**PROBLEM STATEMENT**. Go through the entries below and print each one exactly, leaving out pictures.
>> start RECORDS SUPPLIED
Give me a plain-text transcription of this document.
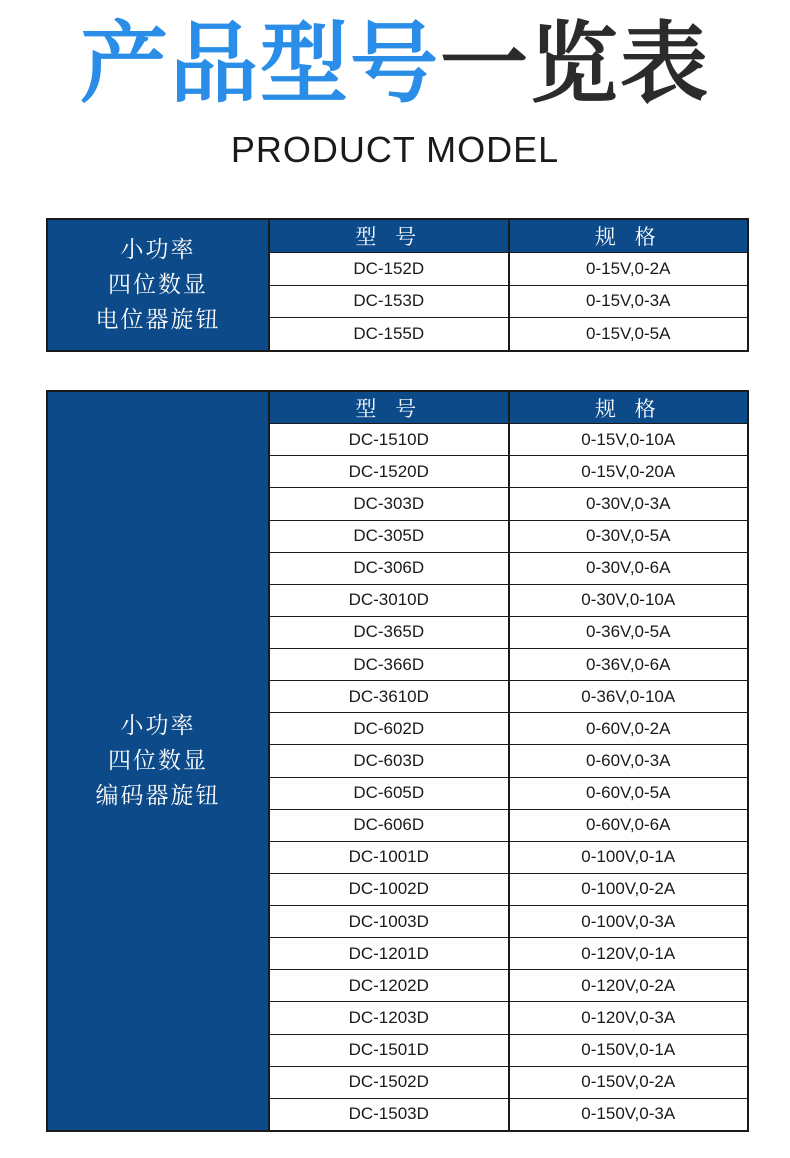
产品型号一览表
PRODUCT MODEL
小功率
四位数显
电位器旋钮
型 号	规 格
DC-152D	0-15V,0-2A
DC-153D	0-15V,0-3A
DC-155D	0-15V,0-5A
小功率
四位数显
编码器旋钮
型 号	规 格
DC-1510D	0-15V,0-10A
DC-1520D	0-15V,0-20A
DC-303D	0-30V,0-3A
DC-305D	0-30V,0-5A
DC-306D	0-30V,0-6A
DC-3010D	0-30V,0-10A
DC-365D	0-36V,0-5A
DC-366D	0-36V,0-6A
DC-3610D	0-36V,0-10A
DC-602D	0-60V,0-2A
DC-603D	0-60V,0-3A
DC-605D	0-60V,0-5A
DC-606D	0-60V,0-6A
DC-1001D	0-100V,0-1A
DC-1002D	0-100V,0-2A
DC-1003D	0-100V,0-3A
DC-1201D	0-120V,0-1A
DC-1202D	0-120V,0-2A
DC-1203D	0-120V,0-3A
DC-1501D	0-150V,0-1A
DC-1502D	0-150V,0-2A
DC-1503D	0-150V,0-3A
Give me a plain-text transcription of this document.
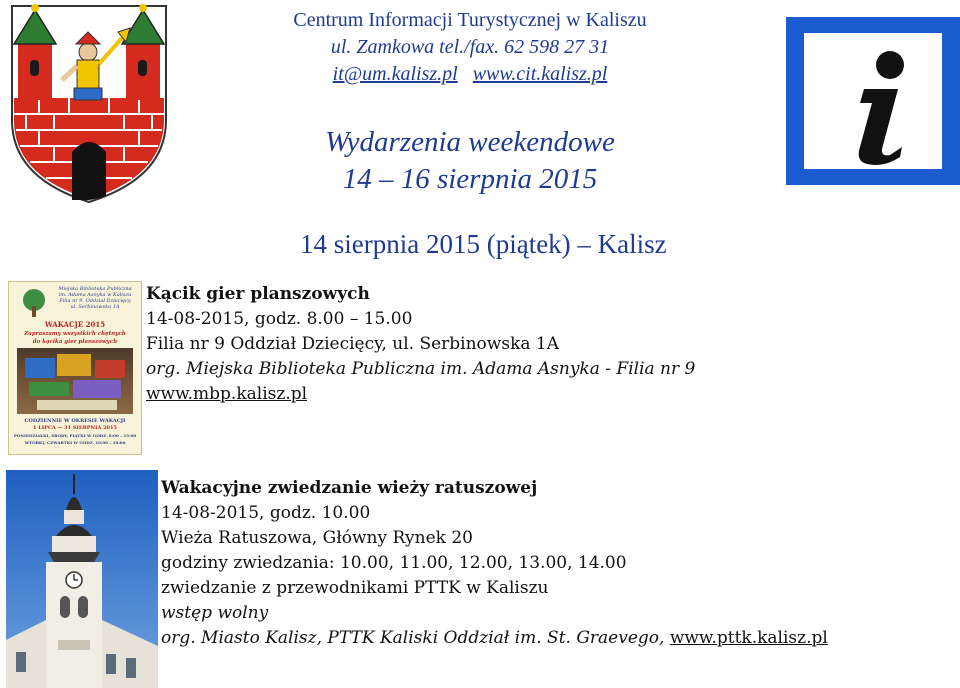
Centrum Informacji Turystycznej w Kaliszu
ul. Zamkowa tel./fax. 62 598 27 31
it@um.kalisz.pl www.cit.kalisz.pl
Wydarzenia weekendowe
14 – 16 sierpnia 2015
14 sierpnia 2015 (piątek) – Kalisz
Miejska Biblioteka Publiczna
im. Adama Asnyka w Kaliszu
Filia nr 9, Oddział Dziecięcy
ul. Serbinowska 1A
WAKACJE 2015
Zapraszamy wszystkich chętnych
do kącika gier planszowych
CODZIENNIE W OKRESIE WAKACJI
1 LIPCA — 31 SIERPNIA 2015
PONIEDZIAŁKI, ŚRODY, PIĄTKI W GODZ. 8:00 – 15:00
WTORKI, CZWARTKI W GODZ. 10:00 – 18:00
Kącik gier planszowych
14-08-2015, godz. 8.00 – 15.00
Filia nr 9 Oddział Dziecięcy, ul. Serbinowska 1A
org. Miejska Biblioteka Publiczna im. Adama Asnyka - Filia nr 9
www.mbp.kalisz.pl
Wakacyjne zwiedzanie wieży ratuszowej
14-08-2015, godz. 10.00
Wieża Ratuszowa, Główny Rynek 20
godziny zwiedzania: 10.00, 11.00, 12.00, 13.00, 14.00
zwiedzanie z przewodnikami PTTK w Kaliszu
wstęp wolny
org. Miasto Kalisz, PTTK Kaliski Oddział im. St. Graevego, www.pttk.kalisz.pl
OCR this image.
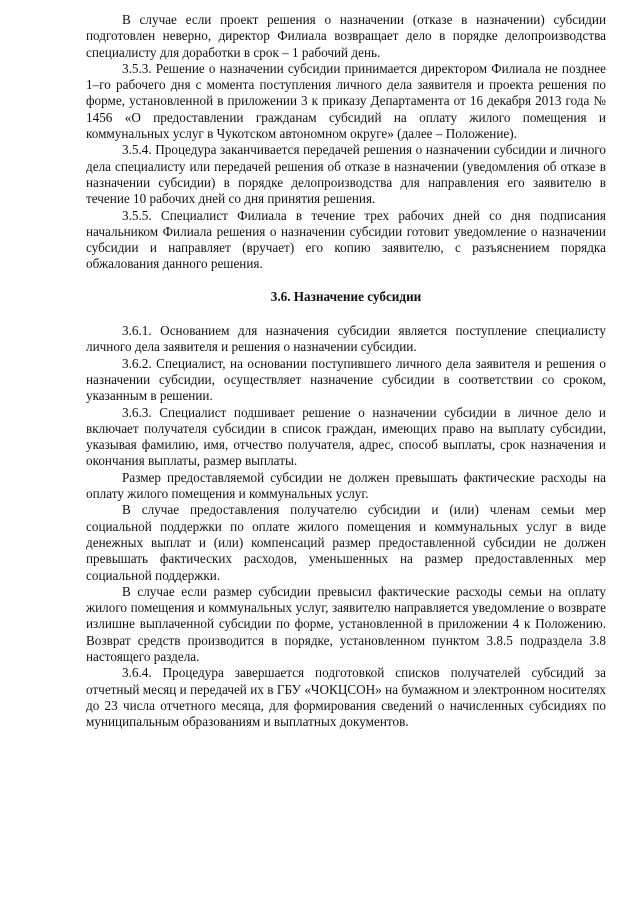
В случае если проект решения о назначении (отказе в назначении) субсидии подготовлен неверно, директор Филиала возвращает дело в порядке делопроизводства специалисту для доработки в срок – 1 рабочий день.

3.5.3. Решение о назначении субсидии принимается директором Филиала не позднее 1–го рабочего дня с момента поступления личного дела заявителя и проекта решения по форме, установленной в приложении 3 к приказу Департамента от 16 декабря 2013 года № 1456 «О предоставлении гражданам субсидий на оплату жилого помещения и коммунальных услуг в Чукотском автономном округе» (далее – Положение).

3.5.4. Процедура заканчивается передачей решения о назначении субсидии и личного дела специалисту или передачей решения об отказе в назначении (уведомления об отказе в назначении субсидии) в порядке делопроизводства для направления его заявителю в течение 10 рабочих дней со дня принятия решения.

3.5.5. Специалист Филиала в течение трех рабочих дней со дня подписания начальником Филиала решения о назначении субсидии готовит уведомление о назначении субсидии и направляет (вручает) его копию заявителю, с разъяснением порядка обжалования данного решения.

3.6. Назначение субсидии

3.6.1. Основанием для назначения субсидии является поступление специалисту личного дела заявителя и решения о назначении субсидии.

3.6.2. Специалист, на основании поступившего личного дела заявителя и решения о назначении субсидии, осуществляет назначение субсидии в соответствии со сроком, указанным в решении.

3.6.3. Специалист подшивает решение о назначении субсидии в личное дело и включает получателя субсидии в список граждан, имеющих право на выплату субсидии, указывая фамилию, имя, отчество получателя, адрес, способ выплаты, срок назначения и окончания выплаты, размер выплаты.

Размер предоставляемой субсидии не должен превышать фактические расходы на оплату жилого помещения и коммунальных услуг.

В случае предоставления получателю субсидии и (или) членам семьи мер социальной поддержки по оплате жилого помещения и коммунальных услуг в виде денежных выплат и (или) компенсаций размер предоставленной субсидии не должен превышать фактических расходов, уменьшенных на размер предоставленных мер социальной поддержки.

В случае если размер субсидии превысил фактические расходы семьи на оплату жилого помещения и коммунальных услуг, заявителю направляется уведомление о возврате излишне выплаченной субсидии по форме, установленной в приложении 4 к Положению. Возврат средств производится в порядке, установленном пунктом 3.8.5 подраздела 3.8 настоящего раздела.

3.6.4. Процедура завершается подготовкой списков получателей субсидий за отчетный месяц и передачей их в ГБУ «ЧОКЦСОН» на бумажном и электронном носителях до 23 числа отчетного месяца, для формирования сведений о начисленных субсидиях по муниципальным образованиям и выплатных документов.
>> end RECORDS SUPPLIED
**COMPLETE ANSWER**.
Give me a plain-text transcription of this document.
产品型号一览表
PRODUCT MODEL
小功率
四位数显
电位器旋钮
型 号	规 格
DC-152D	0-15V,0-2A
DC-153D	0-15V,0-3A
DC-155D	0-15V,0-5A
小功率
四位数显
编码器旋钮
型 号	规 格
DC-1510D	0-15V,0-10A
DC-1520D	0-15V,0-20A
DC-303D	0-30V,0-3A
DC-305D	0-30V,0-5A
DC-306D	0-30V,0-6A
DC-3010D	0-30V,0-10A
DC-365D	0-36V,0-5A
DC-366D	0-36V,0-6A
DC-3610D	0-36V,0-10A
DC-602D	0-60V,0-2A
DC-603D	0-60V,0-3A
DC-605D	0-60V,0-5A
DC-606D	0-60V,0-6A
DC-1001D	0-100V,0-1A
DC-1002D	0-100V,0-2A
DC-1003D	0-100V,0-3A
DC-1201D	0-120V,0-1A
DC-1202D	0-120V,0-2A
DC-1203D	0-120V,0-3A
DC-1501D	0-150V,0-1A
DC-1502D	0-150V,0-2A
DC-1503D	0-150V,0-3A
Give me a plain-text transcription of this document.
Centrum Informacji Turystycznej w Kaliszu
ul. Zamkowa tel./fax. 62 598 27 31
it@um.kalisz.pl www.cit.kalisz.pl
Wydarzenia weekendowe
14 – 16 sierpnia 2015
14 sierpnia 2015 (piątek) – Kalisz
Miejska Biblioteka Publiczna
im. Adama Asnyka w Kaliszu
Filia nr 9, Oddział Dziecięcy
ul. Serbinowska 1A
WAKACJE 2015
Zapraszamy wszystkich chętnych
do kącika gier planszowych
CODZIENNIE W OKRESIE WAKACJI
1 LIPCA — 31 SIERPNIA 2015
PONIEDZIAŁKI, ŚRODY, PIĄTKI W GODZ. 8:00 – 15:00
WTORKI, CZWARTKI W GODZ. 10:00 – 18:00
Kącik gier planszowych
14-08-2015, godz. 8.00 – 15.00
Filia nr 9 Oddział Dziecięcy, ul. Serbinowska 1A
org. Miejska Biblioteka Publiczna im. Adama Asnyka - Filia nr 9
www.mbp.kalisz.pl
Wakacyjne zwiedzanie wieży ratuszowej
14-08-2015, godz. 10.00
Wieża Ratuszowa, Główny Rynek 20
godziny zwiedzania: 10.00, 11.00, 12.00, 13.00, 14.00
zwiedzanie z przewodnikami PTTK w Kaliszu
wstęp wolny
org. Miasto Kalisz, PTTK Kaliski Oddział im. St. Graevego, www.pttk.kalisz.pl
OCR this image.
В случае если проект решения о назначении (отказе в назначении) субсидии подготовлен неверно, директор Филиала возвращает дело в порядке делопроизводства специалисту для доработки в срок – 1 рабочий день.

3.5.3. Решение о назначении субсидии принимается директором Филиала не позднее 1–го рабочего дня с момента поступления личного дела заявителя и проекта решения по форме, установленной в приложении 3 к приказу Департамента от 16 декабря 2013 года № 1456 «О предоставлении гражданам субсидий на оплату жилого помещения и коммунальных услуг в Чукотском автономном округе» (далее – Положение).

3.5.4. Процедура заканчивается передачей решения о назначении субсидии и личного дела специалисту или передачей решения об отказе в назначении (уведомления об отказе в назначении субсидии) в порядке делопроизводства для направления его заявителю в течение 10 рабочих дней со дня принятия решения.

3.5.5. Специалист Филиала в течение трех рабочих дней со дня подписания начальником Филиала решения о назначении субсидии готовит уведомление о назначении субсидии и направляет (вручает) его копию заявителю, с разъяснением порядка обжалования данного решения.

3.6. Назначение субсидии

3.6.1. Основанием для назначения субсидии является поступление специалисту личного дела заявителя и решения о назначении субсидии.

3.6.2. Специалист, на основании поступившего личного дела заявителя и решения о назначении субсидии, осуществляет назначение субсидии в соответствии со сроком, указанным в решении.

3.6.3. Специалист подшивает решение о назначении субсидии в личное дело и включает получателя субсидии в список граждан, имеющих право на выплату субсидии, указывая фамилию, имя, отчество получателя, адрес, способ выплаты, срок назначения и окончания выплаты, размер выплаты.

Размер предоставляемой субсидии не должен превышать фактические расходы на оплату жилого помещения и коммунальных услуг.

В случае предоставления получателю субсидии и (или) членам семьи мер социальной поддержки по оплате жилого помещения и коммунальных услуг в виде денежных выплат и (или) компенсаций размер предоставленной субсидии не должен превышать фактических расходов, уменьшенных на размер предоставленных мер социальной поддержки.

В случае если размер субсидии превысил фактические расходы семьи на оплату жилого помещения и коммунальных услуг, заявителю направляется уведомление о возврате излишне выплаченной субсидии по форме, установленной в приложении 4 к Положению. Возврат средств производится в порядке, установленном пунктом 3.8.5 подраздела 3.8 настоящего раздела.

3.6.4. Процедура завершается подготовкой списков получателей субсидий за отчетный месяц и передачей их в ГБУ «ЧОКЦСОН» на бумажном и электронном носителях до 23 числа отчетного месяца, для формирования сведений о начисленных субсидиях по муниципальным образованиям и выплатных документов.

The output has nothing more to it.